(Saved entries)
|---|
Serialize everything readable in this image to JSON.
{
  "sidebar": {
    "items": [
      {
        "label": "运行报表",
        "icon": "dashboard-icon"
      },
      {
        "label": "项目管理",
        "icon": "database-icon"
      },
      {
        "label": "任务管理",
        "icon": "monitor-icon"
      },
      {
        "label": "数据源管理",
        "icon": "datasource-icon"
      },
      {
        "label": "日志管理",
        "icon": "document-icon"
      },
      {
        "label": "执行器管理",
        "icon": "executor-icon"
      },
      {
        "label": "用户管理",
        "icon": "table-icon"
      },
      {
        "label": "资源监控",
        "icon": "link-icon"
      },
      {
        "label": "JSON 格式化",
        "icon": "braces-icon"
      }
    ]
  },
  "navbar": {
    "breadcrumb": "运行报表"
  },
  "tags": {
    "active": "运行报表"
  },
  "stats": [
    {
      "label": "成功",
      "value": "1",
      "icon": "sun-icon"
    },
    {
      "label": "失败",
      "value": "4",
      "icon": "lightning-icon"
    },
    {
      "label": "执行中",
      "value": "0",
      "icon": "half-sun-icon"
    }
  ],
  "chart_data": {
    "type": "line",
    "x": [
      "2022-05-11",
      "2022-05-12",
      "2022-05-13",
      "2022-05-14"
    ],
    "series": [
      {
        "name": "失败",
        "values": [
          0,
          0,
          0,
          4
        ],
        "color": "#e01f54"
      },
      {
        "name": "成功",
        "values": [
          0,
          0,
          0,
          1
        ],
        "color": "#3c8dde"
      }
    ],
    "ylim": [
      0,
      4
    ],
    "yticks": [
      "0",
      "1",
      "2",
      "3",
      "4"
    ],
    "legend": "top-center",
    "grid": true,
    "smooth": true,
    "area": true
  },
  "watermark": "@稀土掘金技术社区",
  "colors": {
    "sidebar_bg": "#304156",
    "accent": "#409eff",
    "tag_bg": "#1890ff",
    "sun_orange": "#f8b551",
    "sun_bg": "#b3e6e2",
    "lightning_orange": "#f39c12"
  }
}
|---|
▶ **Exercise requirements**
From the records above, extract every entry exactly as given.

▶ **Response to the task**
Serialize everything readable in this image to JSON.
{
  "sidebar": {
    "items": [
      {
        "label": "运行报表",
        "icon": "dashboard-icon"
      },
      {
        "label": "项目管理",
        "icon": "database-icon"
      },
      {
        "label": "任务管理",
        "icon": "monitor-icon"
      },
      {
        "label": "数据源管理",
        "icon": "datasource-icon"
      },
      {
        "label": "日志管理",
        "icon": "document-icon"
      },
      {
        "label": "执行器管理",
        "icon": "executor-icon"
      },
      {
        "label": "用户管理",
        "icon": "table-icon"
      },
      {
        "label": "资源监控",
        "icon": "link-icon"
      },
      {
        "label": "JSON 格式化",
        "icon": "braces-icon"
      }
    ]
  },
  "navbar": {
    "breadcrumb": "运行报表"
  },
  "tags": {
    "active": "运行报表"
  },
  "stats": [
    {
      "label": "成功",
      "value": "1",
      "icon": "sun-icon"
    },
    {
      "label": "失败",
      "value": "4",
      "icon": "lightning-icon"
    },
    {
      "label": "执行中",
      "value": "0",
      "icon": "half-sun-icon"
    }
  ],
  "chart_data": {
    "type": "line",
    "x": [
      "2022-05-11",
      "2022-05-12",
      "2022-05-13",
      "2022-05-14"
    ],
    "series": [
      {
        "name": "失败",
        "values": [
          0,
          0,
          0,
          4
        ],
        "color": "#e01f54"
      },
      {
        "name": "成功",
        "values": [
          0,
          0,
          0,
          1
        ],
        "color": "#3c8dde"
      }
    ],
    "ylim": [
      0,
      4
    ],
    "yticks": [
      "0",
      "1",
      "2",
      "3",
      "4"
    ],
    "legend": "top-center",
    "grid": true,
    "smooth": true,
    "area": true
  },
  "watermark": "@稀土掘金技术社区",
  "colors": {
    "sidebar_bg": "#304156",
    "accent": "#409eff",
    "tag_bg": "#1890ff",
    "sun_orange": "#f8b551",
    "sun_bg": "#b3e6e2",
    "lightning_orange": "#f39c12"
  }
}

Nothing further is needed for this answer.